§ **Description of the task**: Print out each record below, unaltered and complete, without its images.

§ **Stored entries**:

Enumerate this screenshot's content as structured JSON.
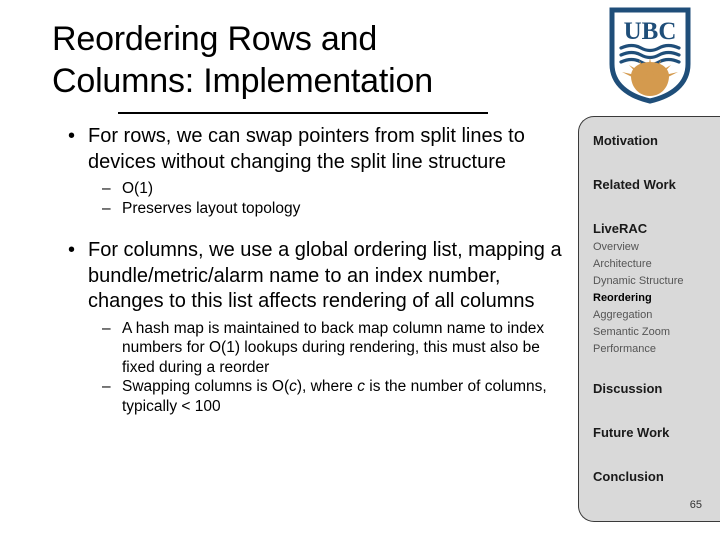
{
  "slide": {
    "title_lines": [
      "Reordering Rows and",
      "Columns: Implementation"
    ],
    "slide_number": "65",
    "logo": {
      "name": "ubc-crest",
      "wordmark": "UBC",
      "shield_color": "#1f4e79",
      "sun_color": "#d49a4e"
    }
  },
  "content": {
    "bullet_char": "•",
    "dash_char": "–",
    "bullets": [
      {
        "text": "For rows, we can swap pointers from split lines to devices without changing the split line structure",
        "sub": [
          {
            "text": "O(1)"
          },
          {
            "text": "Preserves layout topology"
          }
        ]
      },
      {
        "text": "For columns, we use a global ordering list, mapping a bundle/metric/alarm name to an index number, changes to this list affects rendering of all columns",
        "sub": [
          {
            "text": "A hash map is maintained to back map column name to index numbers for O(1) lookups during rendering, this must also be fixed during a reorder"
          },
          {
            "parts": [
              {
                "t": "Swapping columns is O(",
                "i": false
              },
              {
                "t": "c",
                "i": true
              },
              {
                "t": "), where ",
                "i": false
              },
              {
                "t": "c",
                "i": true
              },
              {
                "t": " is the number of columns, typically < 100",
                "i": false
              }
            ]
          }
        ]
      }
    ]
  },
  "nav": {
    "background": "#d9d9d9",
    "items": [
      {
        "label": "Motivation",
        "level": "major",
        "current": false
      },
      {
        "label": "Related Work",
        "level": "major",
        "current": false
      },
      {
        "label": "LiveRAC",
        "level": "major",
        "current": false
      },
      {
        "label": "Overview",
        "level": "sub",
        "current": false
      },
      {
        "label": "Architecture",
        "level": "sub",
        "current": false
      },
      {
        "label": "Dynamic Structure",
        "level": "sub",
        "current": false
      },
      {
        "label": "Reordering",
        "level": "sub",
        "current": true
      },
      {
        "label": "Aggregation",
        "level": "sub",
        "current": false
      },
      {
        "label": "Semantic Zoom",
        "level": "sub",
        "current": false
      },
      {
        "label": "Performance",
        "level": "sub",
        "current": false
      },
      {
        "label": "Discussion",
        "level": "major",
        "current": false
      },
      {
        "label": "Future Work",
        "level": "major",
        "current": false
      },
      {
        "label": "Conclusion",
        "level": "major",
        "current": false
      }
    ]
  }
}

§ **Answer to this exercise**:
Enumerate this screenshot's content as structured JSON.
{
  "slide": {
    "title_lines": [
      "Reordering Rows and",
      "Columns: Implementation"
    ],
    "slide_number": "65",
    "logo": {
      "name": "ubc-crest",
      "wordmark": "UBC",
      "shield_color": "#1f4e79",
      "sun_color": "#d49a4e"
    }
  },
  "content": {
    "bullet_char": "•",
    "dash_char": "–",
    "bullets": [
      {
        "text": "For rows, we can swap pointers from split lines to devices without changing the split line structure",
        "sub": [
          {
            "text": "O(1)"
          },
          {
            "text": "Preserves layout topology"
          }
        ]
      },
      {
        "text": "For columns, we use a global ordering list, mapping a bundle/metric/alarm name to an index number, changes to this list affects rendering of all columns",
        "sub": [
          {
            "text": "A hash map is maintained to back map column name to index numbers for O(1) lookups during rendering, this must also be fixed during a reorder"
          },
          {
            "parts": [
              {
                "t": "Swapping columns is O(",
                "i": false
              },
              {
                "t": "c",
                "i": true
              },
              {
                "t": "), where ",
                "i": false
              },
              {
                "t": "c",
                "i": true
              },
              {
                "t": " is the number of columns, typically < 100",
                "i": false
              }
            ]
          }
        ]
      }
    ]
  },
  "nav": {
    "background": "#d9d9d9",
    "items": [
      {
        "label": "Motivation",
        "level": "major",
        "current": false
      },
      {
        "label": "Related Work",
        "level": "major",
        "current": false
      },
      {
        "label": "LiveRAC",
        "level": "major",
        "current": false
      },
      {
        "label": "Overview",
        "level": "sub",
        "current": false
      },
      {
        "label": "Architecture",
        "level": "sub",
        "current": false
      },
      {
        "label": "Dynamic Structure",
        "level": "sub",
        "current": false
      },
      {
        "label": "Reordering",
        "level": "sub",
        "current": true
      },
      {
        "label": "Aggregation",
        "level": "sub",
        "current": false
      },
      {
        "label": "Semantic Zoom",
        "level": "sub",
        "current": false
      },
      {
        "label": "Performance",
        "level": "sub",
        "current": false
      },
      {
        "label": "Discussion",
        "level": "major",
        "current": false
      },
      {
        "label": "Future Work",
        "level": "major",
        "current": false
      },
      {
        "label": "Conclusion",
        "level": "major",
        "current": false
      }
    ]
  }
}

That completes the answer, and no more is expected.